WORK TO BE COMPLETED –
Copy the stretch of the material from the line containing "12, 292, 33]" through the line containing "501, 263, 517]", substituting "globe-map" for "world-map" and keeping everything else the same.

A block of data
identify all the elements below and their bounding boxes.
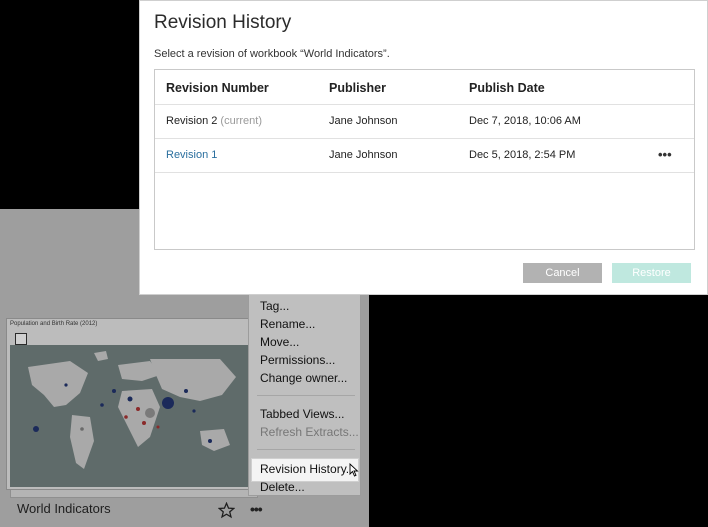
dialog-title: Revision History	[154, 12, 292, 33]
menu-item-change-owner[interactable]: Change owner...	[260, 371, 347, 385]
world-map	[28, 351, 236, 469]
revision-link[interactable]: Revision 1	[166, 149, 217, 161]
menu-item-revision-history[interactable]: Revision History...	[260, 462, 356, 476]
row-divider	[155, 104, 694, 105]
context-menu: Tag... Rename... Move... Permissions... …	[248, 288, 361, 496]
menu-item-rename[interactable]: Rename...	[260, 317, 315, 331]
more-options-icon[interactable]: •••	[250, 501, 263, 517]
pointer-cursor-icon	[349, 463, 359, 477]
current-tag: (current)	[220, 115, 262, 127]
row-divider	[155, 138, 694, 139]
star-icon[interactable]	[218, 502, 235, 519]
menu-item-tag[interactable]: Tag...	[260, 299, 289, 313]
menu-item-move[interactable]: Move...	[260, 335, 299, 349]
workbook-thumbnail[interactable]: Population and Birth Rate (2012)	[6, 318, 252, 490]
column-header-date: Publish Date	[469, 81, 545, 95]
column-header-revision: Revision Number	[166, 81, 269, 95]
column-header-publisher: Publisher	[329, 81, 386, 95]
row-more-options-icon[interactable]: •••	[658, 147, 672, 162]
menu-divider	[257, 449, 355, 450]
revision-label: Revision 2	[166, 115, 218, 127]
cancel-button[interactable]: Cancel	[523, 263, 602, 283]
menu-item-delete[interactable]: Delete...	[260, 480, 305, 494]
menu-item-refresh-extracts: Refresh Extracts...	[260, 425, 359, 439]
table-row-revision: Revision 2 (current)	[166, 115, 262, 127]
revision-table: Revision Number Publisher Publish Date R…	[154, 69, 695, 250]
table-cell-publisher: Jane Johnson	[329, 149, 398, 161]
table-cell-date: Dec 7, 2018, 10:06 AM	[469, 115, 581, 127]
menu-item-tabbed-views[interactable]: Tabbed Views...	[260, 407, 345, 421]
table-cell-date: Dec 5, 2018, 2:54 PM	[469, 149, 576, 161]
workbook-name[interactable]: World Indicators	[17, 501, 111, 516]
table-cell-publisher: Jane Johnson	[329, 115, 398, 127]
row-divider	[155, 172, 694, 173]
select-checkbox[interactable]	[15, 333, 27, 345]
menu-item-permissions[interactable]: Permissions...	[260, 353, 335, 367]
thumbnail-title: Population and Birth Rate (2012)	[10, 321, 98, 327]
revision-history-dialog: Revision History Select a revision of wo…	[139, 0, 708, 295]
screen: Population and Birth Rate (2012) World I…	[0, 0, 708, 527]
restore-button[interactable]: Restore	[612, 263, 691, 283]
dialog-subtitle: Select a revision of workbook “World Ind…	[154, 48, 390, 60]
menu-divider	[257, 395, 355, 396]
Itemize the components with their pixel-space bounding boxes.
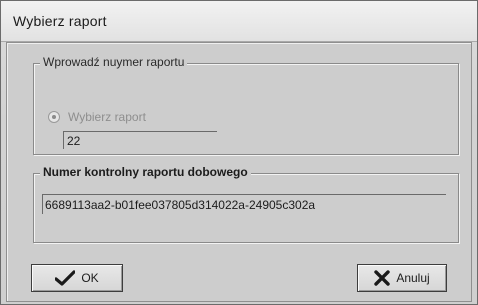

RESPONSE –
dialog-title: Revision History	[154, 12, 292, 33]
menu-item-change-owner[interactable]: Change owner...	[260, 371, 347, 385]
globe-map	[28, 351, 236, 469]
revision-link[interactable]: Revision 1	[166, 149, 217, 161]
menu-item-revision-history[interactable]: Revision History...	[260, 462, 356, 476]
row-divider	[155, 104, 694, 105]
context-menu: Tag... Rename... Move... Permissions... …	[248, 288, 361, 496]
menu-item-rename[interactable]: Rename...	[260, 317, 315, 331]
more-options-icon[interactable]: •••	[250, 501, 263, 517]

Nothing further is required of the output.